**Required task**
Your answer should be a single number: the count of lines that include "JSON".

----- Records to process

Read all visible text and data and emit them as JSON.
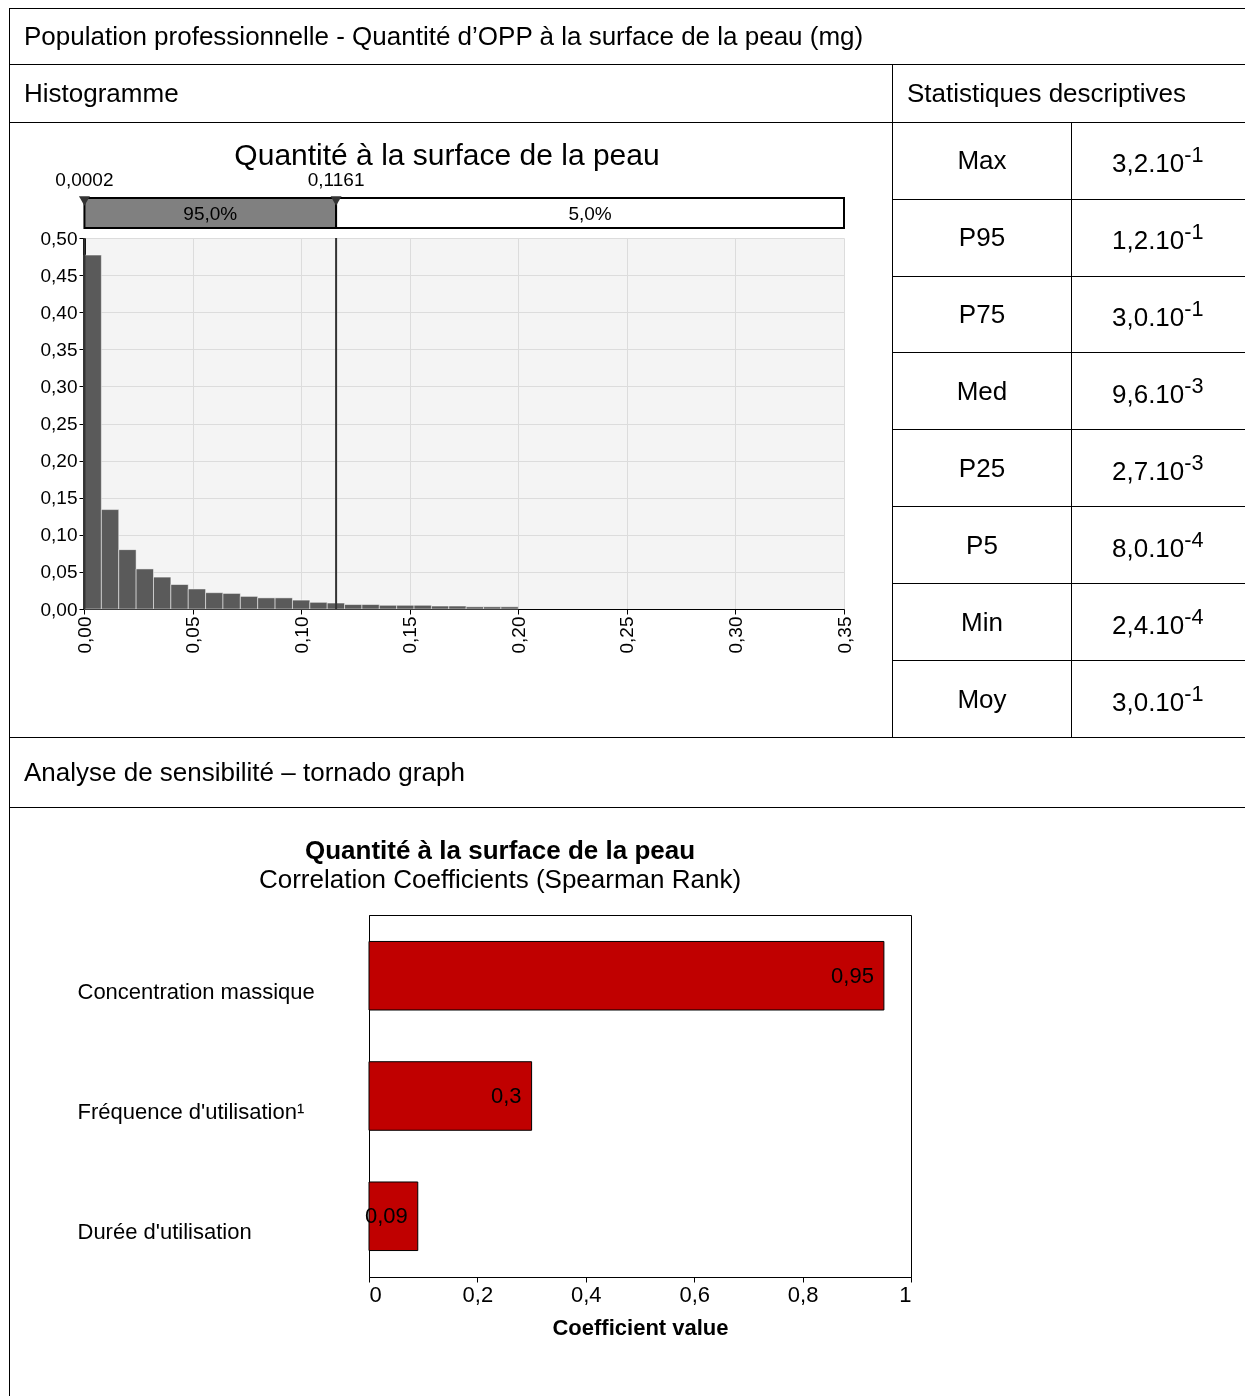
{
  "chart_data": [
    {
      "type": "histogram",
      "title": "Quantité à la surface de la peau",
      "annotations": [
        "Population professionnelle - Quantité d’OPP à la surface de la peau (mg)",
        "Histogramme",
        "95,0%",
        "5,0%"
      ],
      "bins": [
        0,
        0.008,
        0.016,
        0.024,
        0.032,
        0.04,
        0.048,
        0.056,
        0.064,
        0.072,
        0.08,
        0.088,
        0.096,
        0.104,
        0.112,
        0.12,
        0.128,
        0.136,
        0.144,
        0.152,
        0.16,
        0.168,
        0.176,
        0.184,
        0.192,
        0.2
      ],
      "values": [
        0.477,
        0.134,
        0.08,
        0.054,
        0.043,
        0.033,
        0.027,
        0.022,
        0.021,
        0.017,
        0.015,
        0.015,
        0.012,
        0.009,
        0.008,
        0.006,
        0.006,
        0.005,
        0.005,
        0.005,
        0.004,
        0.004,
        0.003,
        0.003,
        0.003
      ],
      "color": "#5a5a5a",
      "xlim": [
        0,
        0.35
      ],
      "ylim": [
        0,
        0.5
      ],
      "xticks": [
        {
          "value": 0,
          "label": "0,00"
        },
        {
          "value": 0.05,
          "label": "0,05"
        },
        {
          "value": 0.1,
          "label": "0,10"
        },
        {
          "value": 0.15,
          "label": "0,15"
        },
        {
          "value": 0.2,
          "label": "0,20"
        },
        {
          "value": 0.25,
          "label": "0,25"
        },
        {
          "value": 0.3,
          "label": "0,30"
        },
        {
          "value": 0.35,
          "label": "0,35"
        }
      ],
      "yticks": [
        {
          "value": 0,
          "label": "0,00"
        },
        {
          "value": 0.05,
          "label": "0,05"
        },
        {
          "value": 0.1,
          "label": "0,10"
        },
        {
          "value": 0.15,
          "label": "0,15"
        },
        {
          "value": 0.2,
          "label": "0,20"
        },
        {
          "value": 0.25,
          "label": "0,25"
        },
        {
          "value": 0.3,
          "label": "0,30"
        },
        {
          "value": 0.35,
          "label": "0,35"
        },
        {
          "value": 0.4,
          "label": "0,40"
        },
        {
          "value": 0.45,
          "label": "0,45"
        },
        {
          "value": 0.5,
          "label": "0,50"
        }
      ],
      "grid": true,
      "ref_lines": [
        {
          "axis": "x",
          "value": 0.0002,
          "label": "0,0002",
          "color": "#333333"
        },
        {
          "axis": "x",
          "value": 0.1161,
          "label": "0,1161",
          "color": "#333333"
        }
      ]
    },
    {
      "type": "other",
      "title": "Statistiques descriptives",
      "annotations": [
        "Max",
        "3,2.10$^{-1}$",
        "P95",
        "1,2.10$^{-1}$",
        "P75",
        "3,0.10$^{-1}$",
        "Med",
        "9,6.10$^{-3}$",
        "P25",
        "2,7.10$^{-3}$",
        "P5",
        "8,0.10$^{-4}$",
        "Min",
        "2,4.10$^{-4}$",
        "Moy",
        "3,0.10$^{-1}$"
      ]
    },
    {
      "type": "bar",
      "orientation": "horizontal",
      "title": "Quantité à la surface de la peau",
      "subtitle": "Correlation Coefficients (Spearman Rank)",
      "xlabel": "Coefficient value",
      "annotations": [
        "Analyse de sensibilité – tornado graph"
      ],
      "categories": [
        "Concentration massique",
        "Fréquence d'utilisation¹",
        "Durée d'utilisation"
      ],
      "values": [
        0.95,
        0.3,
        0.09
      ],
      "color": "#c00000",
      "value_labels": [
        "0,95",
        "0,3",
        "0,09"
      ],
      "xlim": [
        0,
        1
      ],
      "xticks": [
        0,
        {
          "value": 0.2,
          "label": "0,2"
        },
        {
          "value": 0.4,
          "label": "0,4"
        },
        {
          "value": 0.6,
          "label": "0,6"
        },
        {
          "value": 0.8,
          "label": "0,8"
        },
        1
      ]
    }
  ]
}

----------
----- Records to process

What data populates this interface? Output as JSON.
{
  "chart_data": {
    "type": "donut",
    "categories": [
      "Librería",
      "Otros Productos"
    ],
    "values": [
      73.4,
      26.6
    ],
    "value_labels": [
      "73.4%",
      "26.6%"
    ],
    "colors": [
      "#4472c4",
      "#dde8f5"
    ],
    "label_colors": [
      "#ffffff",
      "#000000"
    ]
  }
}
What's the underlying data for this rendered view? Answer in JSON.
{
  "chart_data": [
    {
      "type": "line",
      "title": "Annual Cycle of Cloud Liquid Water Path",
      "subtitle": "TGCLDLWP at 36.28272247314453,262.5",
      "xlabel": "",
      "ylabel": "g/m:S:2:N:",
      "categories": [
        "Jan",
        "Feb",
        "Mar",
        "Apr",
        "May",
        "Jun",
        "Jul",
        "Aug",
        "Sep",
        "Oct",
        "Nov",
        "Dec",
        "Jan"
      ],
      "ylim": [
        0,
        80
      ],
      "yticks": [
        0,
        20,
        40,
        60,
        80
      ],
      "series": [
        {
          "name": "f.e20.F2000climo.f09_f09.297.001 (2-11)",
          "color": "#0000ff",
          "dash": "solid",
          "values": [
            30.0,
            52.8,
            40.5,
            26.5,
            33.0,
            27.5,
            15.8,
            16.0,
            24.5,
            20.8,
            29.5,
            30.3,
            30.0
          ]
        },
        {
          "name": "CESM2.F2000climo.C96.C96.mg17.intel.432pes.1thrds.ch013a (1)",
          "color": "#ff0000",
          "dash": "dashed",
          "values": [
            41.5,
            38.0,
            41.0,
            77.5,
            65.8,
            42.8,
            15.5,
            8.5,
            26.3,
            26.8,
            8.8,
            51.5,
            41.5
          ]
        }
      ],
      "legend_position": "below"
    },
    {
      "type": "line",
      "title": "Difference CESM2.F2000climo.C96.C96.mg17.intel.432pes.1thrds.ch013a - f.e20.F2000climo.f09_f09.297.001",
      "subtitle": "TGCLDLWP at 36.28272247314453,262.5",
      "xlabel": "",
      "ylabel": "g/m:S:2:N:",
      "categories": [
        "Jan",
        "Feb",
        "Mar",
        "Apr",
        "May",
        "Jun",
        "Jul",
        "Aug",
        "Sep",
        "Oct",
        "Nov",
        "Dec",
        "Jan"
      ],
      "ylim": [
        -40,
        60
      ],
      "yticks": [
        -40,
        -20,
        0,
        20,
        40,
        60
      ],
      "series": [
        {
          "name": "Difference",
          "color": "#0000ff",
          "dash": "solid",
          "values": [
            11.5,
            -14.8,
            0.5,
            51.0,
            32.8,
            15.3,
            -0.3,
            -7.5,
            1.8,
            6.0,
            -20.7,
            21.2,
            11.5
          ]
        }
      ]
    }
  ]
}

----------

**Response**
3